Exercise details: List each line holding the string "Band".

Provided information:

== == ==

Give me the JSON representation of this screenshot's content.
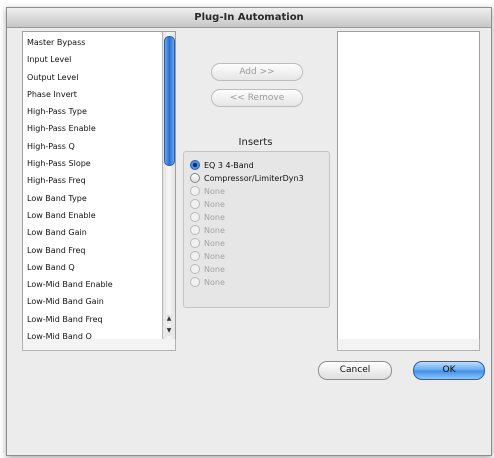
{
  "window": {
    "title": "Plug-In Automation"
  },
  "params": [
    "Master Bypass",
    "Input Level",
    "Output Level",
    "Phase Invert",
    "High-Pass Type",
    "High-Pass Enable",
    "High-Pass Q",
    "High-Pass Slope",
    "High-Pass Freq",
    "Low Band Type",
    "Low Band Enable",
    "Low Band Gain",
    "Low Band Freq",
    "Low Band Q",
    "Low-Mid Band Enable",
    "Low-Mid Band Gain",
    "Low-Mid Band Freq",
    "Low-Mid Band Q"
  ],
  "buttons": {
    "add": "Add >>",
    "remove": "<< Remove",
    "cancel": "Cancel",
    "ok": "OK"
  },
  "inserts": {
    "title": "Inserts",
    "options": [
      {
        "label": "EQ 3 4-Band",
        "selected": true,
        "enabled": true
      },
      {
        "label": "Compressor/LimiterDyn3",
        "selected": false,
        "enabled": true
      },
      {
        "label": "None",
        "selected": false,
        "enabled": false
      },
      {
        "label": "None",
        "selected": false,
        "enabled": false
      },
      {
        "label": "None",
        "selected": false,
        "enabled": false
      },
      {
        "label": "None",
        "selected": false,
        "enabled": false
      },
      {
        "label": "None",
        "selected": false,
        "enabled": false
      },
      {
        "label": "None",
        "selected": false,
        "enabled": false
      },
      {
        "label": "None",
        "selected": false,
        "enabled": false
      },
      {
        "label": "None",
        "selected": false,
        "enabled": false
      }
    ]
  },
  "colors": {
    "accent": "#3f8ee6",
    "disabled_text": "#a3a3a3"
  },
  "icons": {
    "scroll_up": "▲",
    "scroll_down": "▼"
  }
}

== == ==

Exercise answer:
    "Low Band Type",
    "Low Band Enable",
    "Low Band Gain",
    "Low Band Freq",
    "Low Band Q",
    "Low-Mid Band Enable",
    "Low-Mid Band Gain",
    "Low-Mid Band Freq",
    "Low-Mid Band Q"
        "label": "EQ 3 4-Band",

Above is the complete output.